Extracts from a graphics dataset:
● ● ●
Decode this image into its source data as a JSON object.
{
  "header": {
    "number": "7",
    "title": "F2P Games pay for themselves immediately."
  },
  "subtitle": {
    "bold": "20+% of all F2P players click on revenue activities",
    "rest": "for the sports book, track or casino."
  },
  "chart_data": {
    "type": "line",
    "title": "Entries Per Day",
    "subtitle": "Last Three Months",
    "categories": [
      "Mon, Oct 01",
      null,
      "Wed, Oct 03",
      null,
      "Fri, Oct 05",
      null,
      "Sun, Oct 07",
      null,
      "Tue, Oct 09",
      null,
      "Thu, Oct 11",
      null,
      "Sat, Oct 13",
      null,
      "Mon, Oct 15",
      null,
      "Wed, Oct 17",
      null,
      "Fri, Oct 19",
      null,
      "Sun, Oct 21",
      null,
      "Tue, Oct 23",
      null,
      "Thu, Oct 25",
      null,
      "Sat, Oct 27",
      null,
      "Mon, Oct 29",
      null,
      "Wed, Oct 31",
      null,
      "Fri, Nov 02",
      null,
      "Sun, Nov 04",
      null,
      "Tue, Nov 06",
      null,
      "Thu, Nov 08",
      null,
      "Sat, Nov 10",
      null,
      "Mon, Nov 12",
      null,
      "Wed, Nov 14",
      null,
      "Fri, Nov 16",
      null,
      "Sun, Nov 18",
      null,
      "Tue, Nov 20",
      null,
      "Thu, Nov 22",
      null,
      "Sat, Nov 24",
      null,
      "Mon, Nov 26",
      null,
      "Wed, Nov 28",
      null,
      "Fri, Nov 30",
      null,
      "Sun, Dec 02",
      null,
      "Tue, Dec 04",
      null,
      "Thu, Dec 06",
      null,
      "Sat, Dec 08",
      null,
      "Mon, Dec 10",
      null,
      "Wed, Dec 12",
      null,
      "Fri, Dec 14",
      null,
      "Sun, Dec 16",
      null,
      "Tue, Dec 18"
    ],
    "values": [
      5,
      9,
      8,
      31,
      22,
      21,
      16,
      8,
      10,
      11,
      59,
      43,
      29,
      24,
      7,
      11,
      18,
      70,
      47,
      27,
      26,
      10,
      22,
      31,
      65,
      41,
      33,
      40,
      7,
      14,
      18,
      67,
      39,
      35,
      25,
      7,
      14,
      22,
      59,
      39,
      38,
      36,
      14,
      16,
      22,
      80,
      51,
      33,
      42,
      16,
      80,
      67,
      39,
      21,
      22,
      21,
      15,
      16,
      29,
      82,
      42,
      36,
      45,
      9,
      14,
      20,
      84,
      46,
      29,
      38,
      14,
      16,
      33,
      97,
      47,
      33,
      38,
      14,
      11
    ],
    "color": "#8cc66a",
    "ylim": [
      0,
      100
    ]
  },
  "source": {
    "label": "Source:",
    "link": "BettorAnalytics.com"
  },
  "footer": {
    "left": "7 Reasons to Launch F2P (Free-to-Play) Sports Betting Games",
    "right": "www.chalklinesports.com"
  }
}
● ● ●
SET PROBLEM: Consider the entries above and return each line with the string "subtitle".

WRITTEN RESPONSE:
  "subtitle": {
    "subtitle": "Last Three Months",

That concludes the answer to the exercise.